Your instructions:
List every distinct username that appears in the discussion thread about type inference in Dart, including usernames mentioned with an @ sign.

Extract to read:
===

Please dont omit types for public API in Dart. With or without inference. Why most peoples love Dart because it simple and verbose.

MatrixDev commented 2 years ago

@ykmnkmi agree for public APIs in libraries, disagree on library/app internals. also most people "love" Dart because of Flutter (or after moving from JS), not because of syntax. Don't know a single person loving Dart after moving from Kotlin.

roblframpton commented 1 year ago

I'd like to add support for changing this behaviour. In my case, I am trying to do something like this:

class MyClass {

  Ref ref;

  get callback1 => MyCallback((String arg1, int arg2) => {
    ...
    return "";
  }, ref);

  get callback2 => MyCallback((int arg1) => {
    ...
    return 123;
  }, ref);

}

In other words, I have these MyCallback objects which take functions with varying signatures as arguments. It is an unusual case perhaps, but perfectly legitimate. Now look at what I have to do to make the IDE and type system treat them properly:

class MyClass {

  Ref ref;

  MyCallback<String Function(String, int)> get callback1 => MyCallback((String arg1, int arg2) => {
    ...
    return "";
  }, ref);

  MyCallback<int Function(int)> get callback2 => MyCallback((int arg1) => {
    ...
    return 123;
  }, ref);

}

My point here is that the arguments for verbosity over implicit inference are case-dependant. In my situation I think the second block of code is far less readable that the first. It also means I have to maintain the function signiatures in two places on the lines where they are defined - in the function definition and in the type.

Anyway, in general, I strongly believe that inferring the type should be the default behaviour. My arguments are:

eernstg commented 1 year ago

@roblframpton, you might want to use a more strict static analysis:

// In 'analysis_options.yaml' in the root of your package:
analyzer:
  language:
    strict-inference: true

This won't give you the inference that you are asking for, but it will give you a heads-up that inference would have chosen the type dynamic.

Another thing you could do would be to use a late variable rather than a getter:

class MyClass {
  Ref ref = Ref();

  late var callback1 = MyCallback((String arg1, int arg2) {
    // ...
    return "";
  }, ref);

  late var callback2 = MyCallback((int arg1) {
    // ...
    return 123;
  }, ref);
}

This will give you the inference that you were asking for in the first place, but it will also change the semantics of callback1 and callback2` such that they will compute the returned value on the first evaluation, and then reuse the same result on all future evaluations. This may or may not be the appropriate behavior for your application context.

===

Information:

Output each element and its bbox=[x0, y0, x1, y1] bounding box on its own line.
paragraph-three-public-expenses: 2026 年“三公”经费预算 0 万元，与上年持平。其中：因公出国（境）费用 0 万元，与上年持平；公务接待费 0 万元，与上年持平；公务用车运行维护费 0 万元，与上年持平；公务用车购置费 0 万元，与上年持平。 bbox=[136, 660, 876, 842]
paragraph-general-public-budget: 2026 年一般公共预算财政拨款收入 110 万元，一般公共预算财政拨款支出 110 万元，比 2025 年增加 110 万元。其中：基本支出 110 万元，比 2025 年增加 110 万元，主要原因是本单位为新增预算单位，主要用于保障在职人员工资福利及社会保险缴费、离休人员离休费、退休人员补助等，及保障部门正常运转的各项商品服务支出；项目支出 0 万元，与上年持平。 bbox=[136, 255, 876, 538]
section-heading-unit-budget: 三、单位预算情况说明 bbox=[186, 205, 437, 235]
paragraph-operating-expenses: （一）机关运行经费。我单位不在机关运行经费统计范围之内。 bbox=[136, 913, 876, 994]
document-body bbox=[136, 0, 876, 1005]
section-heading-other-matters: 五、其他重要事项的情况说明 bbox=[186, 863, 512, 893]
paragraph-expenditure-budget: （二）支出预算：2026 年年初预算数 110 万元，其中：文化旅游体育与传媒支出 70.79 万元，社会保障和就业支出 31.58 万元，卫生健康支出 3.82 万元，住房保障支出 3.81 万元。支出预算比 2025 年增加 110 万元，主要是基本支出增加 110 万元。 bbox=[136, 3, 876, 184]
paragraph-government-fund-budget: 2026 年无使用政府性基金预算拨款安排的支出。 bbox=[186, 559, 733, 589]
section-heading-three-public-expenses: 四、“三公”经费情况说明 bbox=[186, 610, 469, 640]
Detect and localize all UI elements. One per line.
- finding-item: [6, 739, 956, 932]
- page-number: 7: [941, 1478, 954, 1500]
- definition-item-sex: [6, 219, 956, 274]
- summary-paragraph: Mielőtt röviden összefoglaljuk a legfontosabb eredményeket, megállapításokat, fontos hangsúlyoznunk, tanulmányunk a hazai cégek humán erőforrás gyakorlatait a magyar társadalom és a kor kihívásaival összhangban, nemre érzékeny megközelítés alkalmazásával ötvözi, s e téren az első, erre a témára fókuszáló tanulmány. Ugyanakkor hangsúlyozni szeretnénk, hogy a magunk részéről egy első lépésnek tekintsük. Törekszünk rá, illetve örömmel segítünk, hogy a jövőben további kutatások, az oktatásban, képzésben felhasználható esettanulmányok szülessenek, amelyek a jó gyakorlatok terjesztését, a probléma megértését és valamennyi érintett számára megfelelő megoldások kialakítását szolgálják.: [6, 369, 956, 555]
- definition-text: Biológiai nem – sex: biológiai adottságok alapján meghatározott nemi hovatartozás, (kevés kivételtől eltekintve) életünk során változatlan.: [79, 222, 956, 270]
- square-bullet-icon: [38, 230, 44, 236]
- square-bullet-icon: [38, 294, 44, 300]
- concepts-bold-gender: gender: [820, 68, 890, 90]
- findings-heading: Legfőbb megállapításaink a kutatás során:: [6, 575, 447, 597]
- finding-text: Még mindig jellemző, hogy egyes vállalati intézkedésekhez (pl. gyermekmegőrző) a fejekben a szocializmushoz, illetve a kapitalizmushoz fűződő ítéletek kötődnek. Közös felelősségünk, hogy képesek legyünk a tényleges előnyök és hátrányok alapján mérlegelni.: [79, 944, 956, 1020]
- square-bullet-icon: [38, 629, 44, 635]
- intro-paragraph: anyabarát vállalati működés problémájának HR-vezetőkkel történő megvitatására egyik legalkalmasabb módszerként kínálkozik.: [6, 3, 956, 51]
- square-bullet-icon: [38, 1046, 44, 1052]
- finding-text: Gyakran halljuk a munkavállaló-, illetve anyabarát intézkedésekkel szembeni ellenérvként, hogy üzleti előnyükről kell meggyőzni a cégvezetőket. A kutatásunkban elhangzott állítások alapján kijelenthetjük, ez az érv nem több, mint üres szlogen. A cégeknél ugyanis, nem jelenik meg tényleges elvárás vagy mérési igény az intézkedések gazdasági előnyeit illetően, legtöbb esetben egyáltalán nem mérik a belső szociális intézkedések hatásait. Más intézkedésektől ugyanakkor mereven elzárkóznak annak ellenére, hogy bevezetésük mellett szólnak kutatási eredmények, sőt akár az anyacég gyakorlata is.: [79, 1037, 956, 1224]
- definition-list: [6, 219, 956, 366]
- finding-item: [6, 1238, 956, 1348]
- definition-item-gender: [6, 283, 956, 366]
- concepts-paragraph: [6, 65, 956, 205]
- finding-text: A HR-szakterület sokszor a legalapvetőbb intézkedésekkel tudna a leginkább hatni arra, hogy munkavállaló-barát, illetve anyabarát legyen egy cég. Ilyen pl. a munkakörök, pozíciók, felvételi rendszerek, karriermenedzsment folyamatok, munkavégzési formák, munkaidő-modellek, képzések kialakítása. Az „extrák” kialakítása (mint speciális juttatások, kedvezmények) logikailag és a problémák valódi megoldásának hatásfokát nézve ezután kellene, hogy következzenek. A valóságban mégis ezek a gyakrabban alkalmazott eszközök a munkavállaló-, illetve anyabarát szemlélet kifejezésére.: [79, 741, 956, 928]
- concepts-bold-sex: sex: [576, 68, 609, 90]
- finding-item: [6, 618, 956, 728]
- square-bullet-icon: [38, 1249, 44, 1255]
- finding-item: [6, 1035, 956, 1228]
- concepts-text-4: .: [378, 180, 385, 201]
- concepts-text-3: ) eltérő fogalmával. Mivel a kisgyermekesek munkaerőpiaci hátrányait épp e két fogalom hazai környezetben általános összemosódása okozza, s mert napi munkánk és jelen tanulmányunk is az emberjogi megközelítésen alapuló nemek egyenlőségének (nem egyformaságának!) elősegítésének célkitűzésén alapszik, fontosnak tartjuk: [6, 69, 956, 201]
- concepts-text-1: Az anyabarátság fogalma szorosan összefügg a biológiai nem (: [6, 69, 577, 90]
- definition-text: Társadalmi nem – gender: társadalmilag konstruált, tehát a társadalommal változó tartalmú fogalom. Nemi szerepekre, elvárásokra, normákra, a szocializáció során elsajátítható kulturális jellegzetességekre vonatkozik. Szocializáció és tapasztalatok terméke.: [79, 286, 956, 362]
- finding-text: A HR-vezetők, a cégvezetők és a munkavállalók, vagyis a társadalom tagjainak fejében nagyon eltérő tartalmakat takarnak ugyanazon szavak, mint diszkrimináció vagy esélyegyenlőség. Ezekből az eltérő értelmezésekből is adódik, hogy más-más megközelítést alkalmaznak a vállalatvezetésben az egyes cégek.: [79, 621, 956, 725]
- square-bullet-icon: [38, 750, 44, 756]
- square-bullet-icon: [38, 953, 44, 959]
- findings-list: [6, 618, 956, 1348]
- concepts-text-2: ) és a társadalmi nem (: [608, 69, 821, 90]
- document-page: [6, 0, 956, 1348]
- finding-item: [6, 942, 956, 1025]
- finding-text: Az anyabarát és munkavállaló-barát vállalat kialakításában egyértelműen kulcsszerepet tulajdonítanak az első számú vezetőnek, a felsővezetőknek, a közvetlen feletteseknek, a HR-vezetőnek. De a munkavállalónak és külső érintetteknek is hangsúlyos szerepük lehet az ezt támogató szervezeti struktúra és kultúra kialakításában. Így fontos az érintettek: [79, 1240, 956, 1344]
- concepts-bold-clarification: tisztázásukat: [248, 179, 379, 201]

===

Your response:
ykmnkmi
MatrixDev
roblframpton
eernstg